** START Extracted records **

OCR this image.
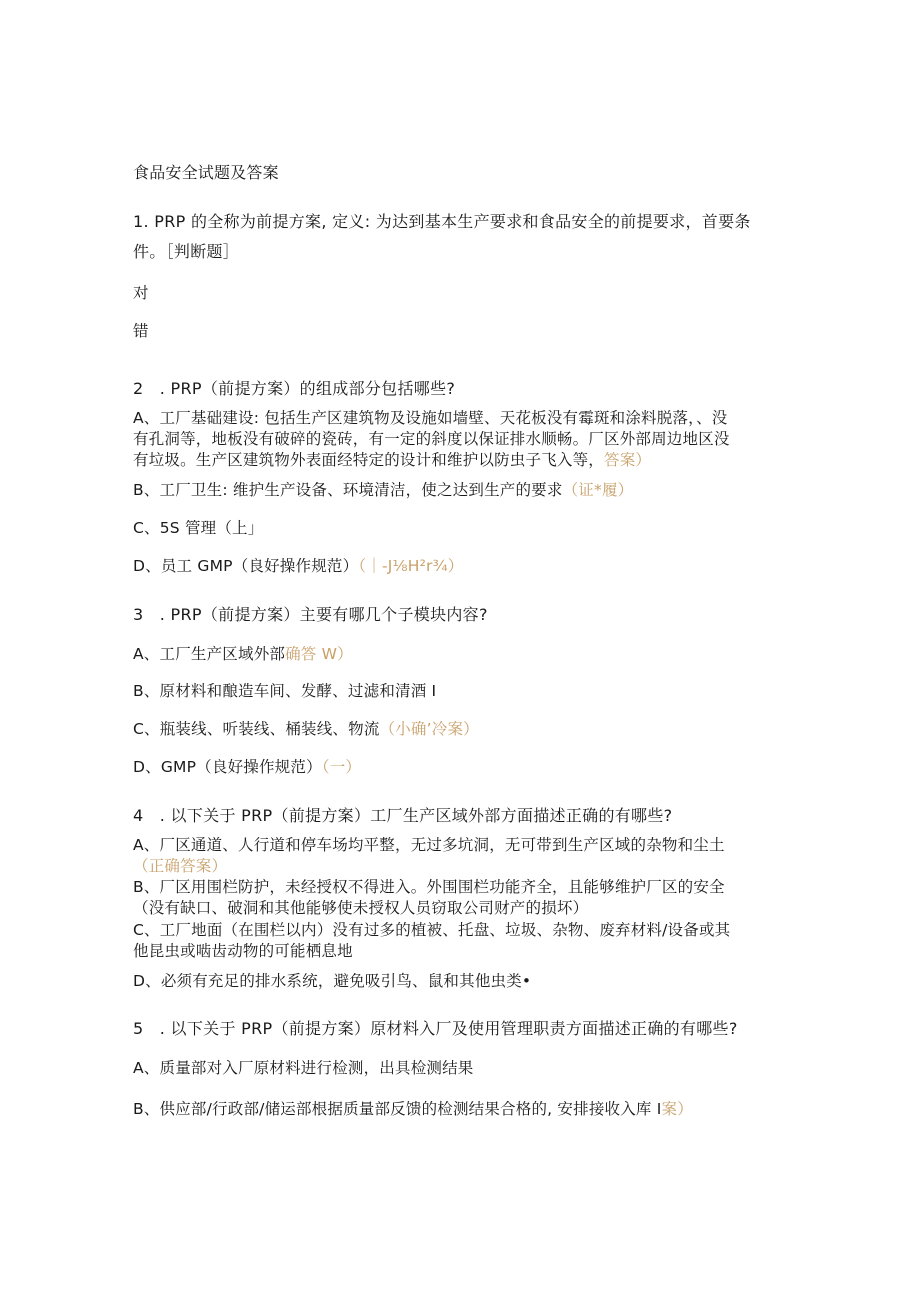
食品安全试题及答案
1. PRP 的全称为前提方案, 定义: 为达到基本生产要求和食品安全的前提要求，首要条
件。［判断题］
对
错
2　. PRP（前提方案）的组成部分包括哪些?
A、工厂基础建设: 包括生产区建筑物及设施如墙壁、天花板没有霉斑和涂料脱落，、没
有孔洞等，地板没有破碎的瓷砖，有一定的斜度以保证排水顺畅。厂区外部周边地区没
有垃圾。生产区建筑物外表面经特定的设计和维护以防虫子飞入等，答案）
B、工厂卫生: 维护生产设备、环境清洁，使之达到生产的要求（证*履）
C、5S 管理（上」
D、员工 GMP（良好操作规范）（｜-J⅛H²r¾）
3　. PRP（前提方案）主要有哪几个子模块内容?
A、工厂生产区域外部确答 W）
B、原材料和酿造车间、发酵、过滤和清酒 I
C、瓶装线、听装线、桶装线、物流（小确’冷案）
D、GMP（良好操作规范）（一）
4　. 以下关于 PRP（前提方案）工厂生产区域外部方面描述正确的有哪些?
A、厂区通道、人行道和停车场均平整，无过多坑洞，无可带到生产区域的杂物和尘土
（正确答案）
B、厂区用围栏防护，未经授权不得进入。外围围栏功能齐全，且能够维护厂区的安全
（没有缺口、破洞和其他能够使未授权人员窃取公司财产的损坏）
C、工厂地面（在围栏以内）没有过多的植被、托盘、垃圾、杂物、废弃材料/设备或其
他昆虫或啮齿动物的可能栖息地
D、必须有充足的排水系统，避免吸引鸟、鼠和其他虫类•
5　. 以下关于 PRP（前提方案）原材料入厂及使用管理职责方面描述正确的有哪些?
A、质量部对入厂原材料进行检测，出具检测结果
B、供应部/行政部/储运部根据质量部反馈的检测结果合格的, 安排接收入库 I案）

** END Extracted records **

### Task description
Quote the full listing above word for word; exclude every picture from the copy.

### Solution for this task
OCR this image.
食品安全试题及答案
1. PRP 的全称为前提方案, 定义: 为达到基本生产要求和食品安全的前提要求，首要条
件。［判断题］
对
错
2　. PRP（前提方案）的组成部分包括哪些?
A、工厂基础建设: 包括生产区建筑物及设施如墙壁、天花板没有霉斑和涂料脱落，、没
有孔洞等，地板没有破碎的瓷砖，有一定的斜度以保证排水顺畅。厂区外部周边地区没
有垃圾。生产区建筑物外表面经特定的设计和维护以防虫子飞入等，答案）
B、工厂卫生: 维护生产设备、环境清洁，使之达到生产的要求（证*履）
C、5S 管理（上」
D、员工 GMP（良好操作规范）（｜-J⅛H²r¾）
3　. PRP（前提方案）主要有哪几个子模块内容?
A、工厂生产区域外部确答 W）
B、原材料和酿造车间、发酵、过滤和清酒 I
C、瓶装线、听装线、桶装线、物流（小确’冷案）
D、GMP（良好操作规范）（一）
4　. 以下关于 PRP（前提方案）工厂生产区域外部方面描述正确的有哪些?
A、厂区通道、人行道和停车场均平整，无过多坑洞，无可带到生产区域的杂物和尘土
（正确答案）
B、厂区用围栏防护，未经授权不得进入。外围围栏功能齐全，且能够维护厂区的安全
（没有缺口、破洞和其他能够使未授权人员窃取公司财产的损坏）
C、工厂地面（在围栏以内）没有过多的植被、托盘、垃圾、杂物、废弃材料/设备或其
他昆虫或啮齿动物的可能栖息地
D、必须有充足的排水系统，避免吸引鸟、鼠和其他虫类•
5　. 以下关于 PRP（前提方案）原材料入厂及使用管理职责方面描述正确的有哪些?
A、质量部对入厂原材料进行检测，出具检测结果
B、供应部/行政部/储运部根据质量部反馈的检测结果合格的, 安排接收入库 I案）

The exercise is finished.